[Start of INPUT]
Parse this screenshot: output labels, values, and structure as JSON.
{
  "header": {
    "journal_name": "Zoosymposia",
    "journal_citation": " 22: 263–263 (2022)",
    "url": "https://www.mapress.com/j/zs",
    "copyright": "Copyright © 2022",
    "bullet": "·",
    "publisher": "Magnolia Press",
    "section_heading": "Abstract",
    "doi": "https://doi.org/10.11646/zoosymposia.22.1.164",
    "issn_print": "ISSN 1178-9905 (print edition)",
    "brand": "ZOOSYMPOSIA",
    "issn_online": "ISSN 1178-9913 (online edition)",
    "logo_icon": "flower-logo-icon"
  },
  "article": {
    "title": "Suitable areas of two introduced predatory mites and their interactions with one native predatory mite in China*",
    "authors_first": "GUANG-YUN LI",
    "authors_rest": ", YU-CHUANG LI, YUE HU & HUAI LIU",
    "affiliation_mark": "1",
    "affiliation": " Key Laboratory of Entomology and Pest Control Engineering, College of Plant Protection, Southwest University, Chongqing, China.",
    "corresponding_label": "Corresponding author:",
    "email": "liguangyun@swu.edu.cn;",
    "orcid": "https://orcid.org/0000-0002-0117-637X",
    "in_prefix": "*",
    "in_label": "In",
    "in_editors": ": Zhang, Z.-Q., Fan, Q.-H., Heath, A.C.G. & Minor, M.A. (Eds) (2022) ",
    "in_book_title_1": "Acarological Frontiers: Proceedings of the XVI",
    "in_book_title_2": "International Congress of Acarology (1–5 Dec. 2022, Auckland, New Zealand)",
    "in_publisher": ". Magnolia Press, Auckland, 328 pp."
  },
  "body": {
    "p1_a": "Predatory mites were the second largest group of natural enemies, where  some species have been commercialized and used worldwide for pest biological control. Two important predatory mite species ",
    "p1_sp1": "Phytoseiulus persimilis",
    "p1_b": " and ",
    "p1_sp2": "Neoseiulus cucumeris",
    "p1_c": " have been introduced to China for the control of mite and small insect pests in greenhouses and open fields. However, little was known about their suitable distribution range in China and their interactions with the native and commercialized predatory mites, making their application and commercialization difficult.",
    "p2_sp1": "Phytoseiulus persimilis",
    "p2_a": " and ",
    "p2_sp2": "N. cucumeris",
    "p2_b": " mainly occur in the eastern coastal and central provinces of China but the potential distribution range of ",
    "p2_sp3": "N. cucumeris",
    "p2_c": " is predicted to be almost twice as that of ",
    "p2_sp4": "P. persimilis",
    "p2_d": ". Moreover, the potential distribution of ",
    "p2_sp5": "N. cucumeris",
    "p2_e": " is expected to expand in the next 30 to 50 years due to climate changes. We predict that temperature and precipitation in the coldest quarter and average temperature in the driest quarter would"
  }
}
[End of INPUT]
* [INSTRUCTIONS TO FOLLOW] Pull out all lines from the entries above that include the word "edition".

* [WRITTEN REPLY]
    "issn_print": "ISSN 1178-9905 (print edition)",
    "issn_online": "ISSN 1178-9913 (online edition)",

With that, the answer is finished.